Dataset entries:
'''

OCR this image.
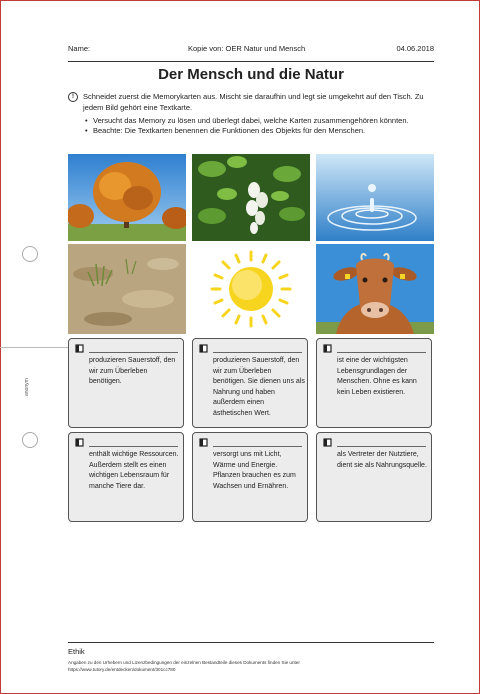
Name:	Kopie von: OER Natur und Mensch	04.06.2018
Der Mensch und die Natur
!	Schneidet zuerst die Memorykarten aus. Mischt sie daraufhin und legt sie umgekehrt auf den Tisch. Zu jedem Bild gehört eine Textkarte.
• Versucht das Memory zu lösen und überlegt dabei, welche Karten zusammengehören könnten.
• Beachte: Die Textkarten benennen die Funktionen des Objekts für den Menschen.
anonym
produzieren Sauerstoff, den wir zum Überleben benötigen.
produzieren Sauerstoff, den wir zum Überleben benötigen. Sie dienen uns als Nahrung und haben außerdem einen ästhetischen Wert.
ist eine der wichtigsten Lebensgrundlagen der Menschen. Ohne es kann kein Leben existieren.
enthält wichtige Ressourcen. Außerdem stellt es einen wichtigen Lebensraum für manche Tiere dar.
versorgt uns mit Licht, Wärme und Energie. Pflanzen brauchen es zum Wachsen und Ernähren.
als Vertreter der Nutztiere, dient sie als Nahrungsquelle.
Ethik
Angaben zu den Urhebern und Lizenzbedingungen der einzelnen Bestandteile dieses Dokuments finden Sie unter
https://www.tutory.de/entdecken/dokument/301cc780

'''

## [What is required]
Identify the lines in the entries above that contain "einen", then copy them out.

## [Response]
produzieren Sauerstoff, den wir zum Überleben benötigen. Sie dienen uns als Nahrung und haben außerdem einen ästhetischen Wert.
enthält wichtige Ressourcen. Außerdem stellt es einen wichtigen Lebensraum für manche Tiere dar.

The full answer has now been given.